#### [À FAIRE]
Recopiez à l'identique les lignes ci-dessous, de celle qui contient « Localize all elements. » jusqu'à celle qui contient « - staticText: Carrier: [11, 6, 56, 22] » incluse. N'incluez pas les images dans votre réponse.

#### [LES DONNÉES]
########################################

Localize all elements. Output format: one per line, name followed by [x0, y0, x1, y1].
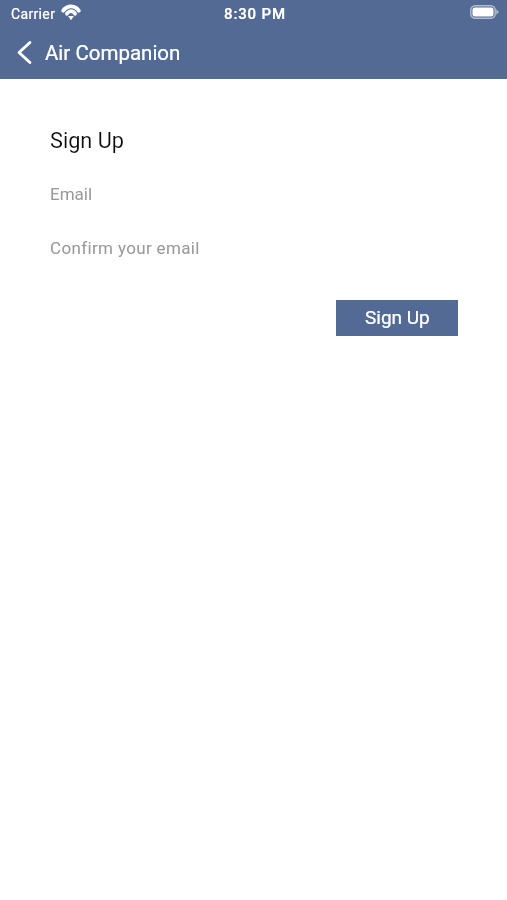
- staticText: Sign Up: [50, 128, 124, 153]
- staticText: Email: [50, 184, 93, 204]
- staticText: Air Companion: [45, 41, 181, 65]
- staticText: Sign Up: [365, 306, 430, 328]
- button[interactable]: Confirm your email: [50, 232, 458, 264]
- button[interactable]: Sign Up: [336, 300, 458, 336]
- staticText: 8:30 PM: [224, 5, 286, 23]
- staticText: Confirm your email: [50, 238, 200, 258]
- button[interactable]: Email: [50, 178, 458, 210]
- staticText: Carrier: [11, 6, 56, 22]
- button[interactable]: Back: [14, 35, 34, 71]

########################################

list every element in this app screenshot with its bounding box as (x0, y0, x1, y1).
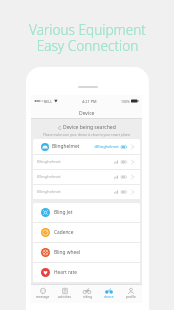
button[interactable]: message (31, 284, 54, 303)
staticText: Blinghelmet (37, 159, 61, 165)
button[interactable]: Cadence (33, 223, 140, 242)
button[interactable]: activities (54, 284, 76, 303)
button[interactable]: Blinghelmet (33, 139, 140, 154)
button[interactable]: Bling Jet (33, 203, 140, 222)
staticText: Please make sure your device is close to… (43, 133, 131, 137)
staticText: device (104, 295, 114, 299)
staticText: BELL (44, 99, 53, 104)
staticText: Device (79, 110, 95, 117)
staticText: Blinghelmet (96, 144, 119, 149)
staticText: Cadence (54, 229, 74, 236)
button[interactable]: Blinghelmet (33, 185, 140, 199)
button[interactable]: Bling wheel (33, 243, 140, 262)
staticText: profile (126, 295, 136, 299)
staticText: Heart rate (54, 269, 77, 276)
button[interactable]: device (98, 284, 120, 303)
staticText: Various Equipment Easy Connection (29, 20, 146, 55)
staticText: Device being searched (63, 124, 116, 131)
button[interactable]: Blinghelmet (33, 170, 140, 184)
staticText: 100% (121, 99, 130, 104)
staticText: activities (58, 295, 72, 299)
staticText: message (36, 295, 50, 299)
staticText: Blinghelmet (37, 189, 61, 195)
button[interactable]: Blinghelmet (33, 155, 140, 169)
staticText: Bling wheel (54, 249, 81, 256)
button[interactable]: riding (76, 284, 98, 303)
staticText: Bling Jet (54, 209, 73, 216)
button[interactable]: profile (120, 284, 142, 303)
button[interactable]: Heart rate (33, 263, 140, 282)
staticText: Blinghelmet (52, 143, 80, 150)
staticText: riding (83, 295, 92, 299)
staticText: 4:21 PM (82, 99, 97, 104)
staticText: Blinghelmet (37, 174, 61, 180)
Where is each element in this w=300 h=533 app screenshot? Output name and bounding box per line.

########################################

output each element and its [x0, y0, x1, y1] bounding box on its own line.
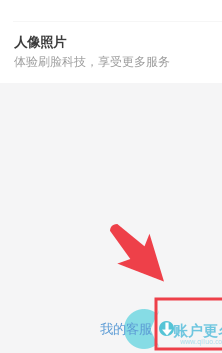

########################################

#### [EXERCICE CORRIGÉ]
Localize all elements. Output format: one per line, name followed by [x0, y0, x1, y1].
- staticText: Sign Up: [50, 128, 124, 153]
- staticText: Email: [50, 184, 93, 204]
- staticText: Air Companion: [45, 41, 181, 65]
- staticText: Sign Up: [365, 306, 430, 328]
- button[interactable]: Confirm your email: [50, 232, 458, 264]
- button[interactable]: Sign Up: [336, 300, 458, 336]
- staticText: 8:30 PM: [224, 5, 286, 23]
- staticText: Confirm your email: [50, 238, 200, 258]
- button[interactable]: Email: [50, 178, 458, 210]
- staticText: Carrier: [11, 6, 56, 22]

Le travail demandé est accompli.